INSTRUCTIONS FOR THE TASK
Copy out each line of the data holding "this".

---------- DATASET

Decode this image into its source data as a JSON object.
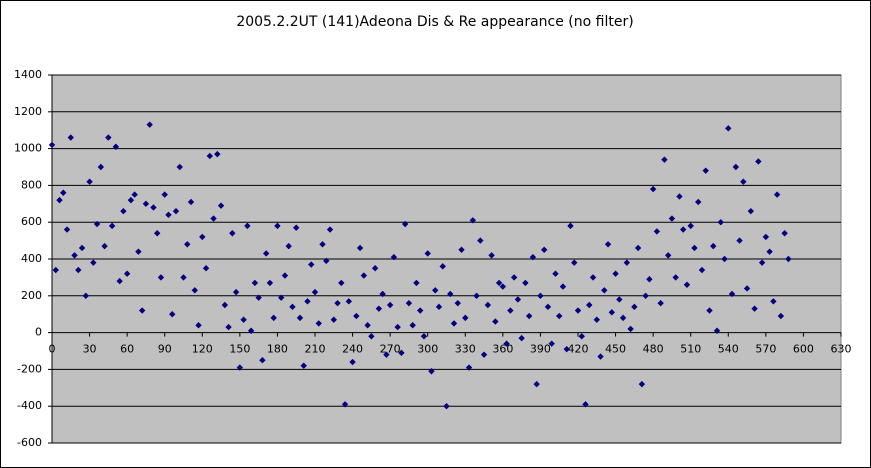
{
  "chart_data": {
    "type": "scatter",
    "title": "2005.2.2UT (141)Adeona Dis & Re appearance (no filter)",
    "color": "#000080",
    "grid": true,
    "xlim": [
      0,
      630
    ],
    "xticks": [
      0,
      30,
      60,
      90,
      120,
      150,
      180,
      210,
      240,
      270,
      300,
      330,
      360,
      390,
      420,
      450,
      480,
      510,
      540,
      570,
      600,
      630
    ],
    "ylim": [
      -600,
      1400
    ],
    "yticks": [
      -600,
      -400,
      -200,
      0,
      200,
      400,
      600,
      800,
      1000,
      1200,
      1400
    ],
    "x": [
      0,
      3,
      6,
      9,
      12,
      15,
      18,
      21,
      24,
      27,
      30,
      33,
      36,
      39,
      42,
      45,
      48,
      51,
      54,
      57,
      60,
      63,
      66,
      69,
      72,
      75,
      78,
      81,
      84,
      87,
      90,
      93,
      96,
      99,
      102,
      105,
      108,
      111,
      114,
      117,
      120,
      123,
      126,
      129,
      132,
      135,
      138,
      141,
      144,
      147,
      150,
      153,
      156,
      159,
      162,
      165,
      168,
      171,
      174,
      177,
      180,
      183,
      186,
      189,
      192,
      195,
      198,
      201,
      204,
      207,
      210,
      213,
      216,
      219,
      222,
      225,
      228,
      231,
      234,
      237,
      240,
      243,
      246,
      249,
      252,
      255,
      258,
      261,
      264,
      267,
      270,
      273,
      276,
      279,
      282,
      285,
      288,
      291,
      294,
      297,
      300,
      303,
      306,
      309,
      312,
      315,
      318,
      321,
      324,
      327,
      330,
      333,
      336,
      339,
      342,
      345,
      348,
      351,
      354,
      357,
      360,
      363,
      366,
      369,
      372,
      375,
      378,
      381,
      384,
      387,
      390,
      393,
      396,
      399,
      402,
      405,
      408,
      411,
      414,
      417,
      420,
      423,
      426,
      429,
      432,
      435,
      438,
      441,
      444,
      447,
      450,
      453,
      456,
      459,
      462,
      465,
      468,
      471,
      474,
      477,
      480,
      483,
      486,
      489,
      492,
      495,
      498,
      501,
      504,
      507,
      510,
      513,
      516,
      519,
      522,
      525,
      528,
      531,
      534,
      537,
      540,
      543,
      546,
      549,
      552,
      555,
      558,
      561,
      564,
      567,
      570,
      573,
      576,
      579,
      582,
      585,
      588
    ],
    "values": [
      1020,
      340,
      720,
      760,
      560,
      1060,
      420,
      340,
      460,
      200,
      820,
      380,
      590,
      900,
      470,
      1060,
      580,
      1010,
      280,
      660,
      320,
      720,
      750,
      440,
      120,
      700,
      1130,
      680,
      540,
      300,
      750,
      640,
      100,
      660,
      900,
      300,
      480,
      710,
      230,
      40,
      520,
      350,
      960,
      620,
      970,
      690,
      150,
      30,
      540,
      220,
      -190,
      70,
      580,
      10,
      270,
      190,
      -150,
      430,
      270,
      80,
      580,
      190,
      310,
      470,
      140,
      570,
      80,
      -180,
      170,
      370,
      220,
      50,
      480,
      390,
      560,
      70,
      160,
      270,
      -390,
      170,
      -160,
      90,
      460,
      310,
      40,
      -20,
      350,
      130,
      210,
      -120,
      150,
      410,
      30,
      -110,
      590,
      160,
      40,
      270,
      120,
      -20,
      430,
      -210,
      230,
      140,
      360,
      -400,
      210,
      50,
      160,
      450,
      80,
      -190,
      610,
      200,
      500,
      -120,
      150,
      420,
      60,
      270,
      250,
      -60,
      120,
      300,
      180,
      -30,
      270,
      90,
      410,
      -280,
      200,
      450,
      140,
      -60,
      320,
      90,
      250,
      -90,
      580,
      380,
      120,
      -20,
      -390,
      150,
      300,
      70,
      -130,
      230,
      480,
      110,
      320,
      180,
      80,
      380,
      20,
      140,
      460,
      -280,
      200,
      290,
      780,
      550,
      160,
      940,
      420,
      620,
      300,
      740,
      560,
      260,
      580,
      460,
      710,
      340,
      880,
      120,
      470,
      10,
      600,
      400,
      1110,
      210,
      900,
      500,
      820,
      240,
      660,
      130,
      930,
      380,
      520,
      440,
      170,
      750,
      90,
      540,
      400
    ]
  }
}
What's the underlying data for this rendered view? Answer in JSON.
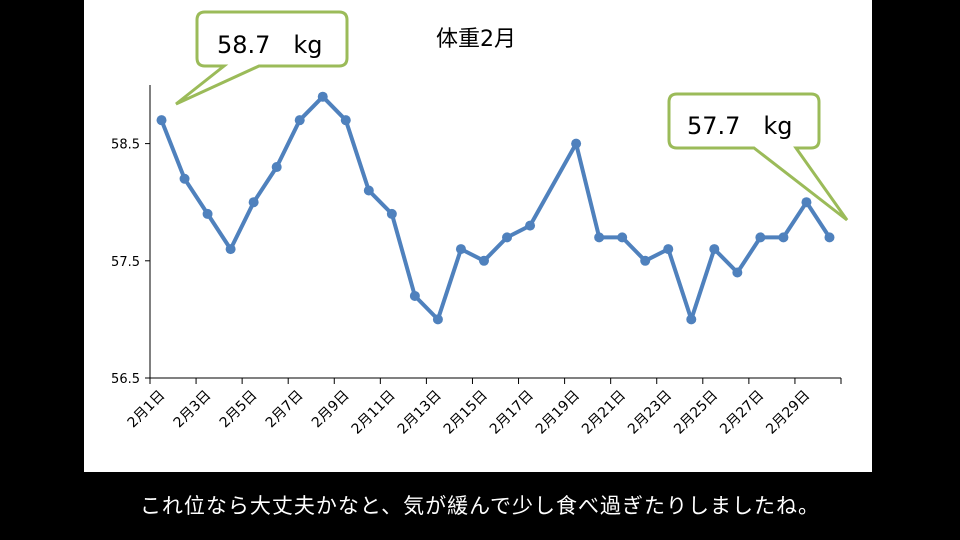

--------------------

RIGHT ANSWER
Decode this image into its source data as a JSON object.
What's the underlying data for this rendered view? Answer in JSON.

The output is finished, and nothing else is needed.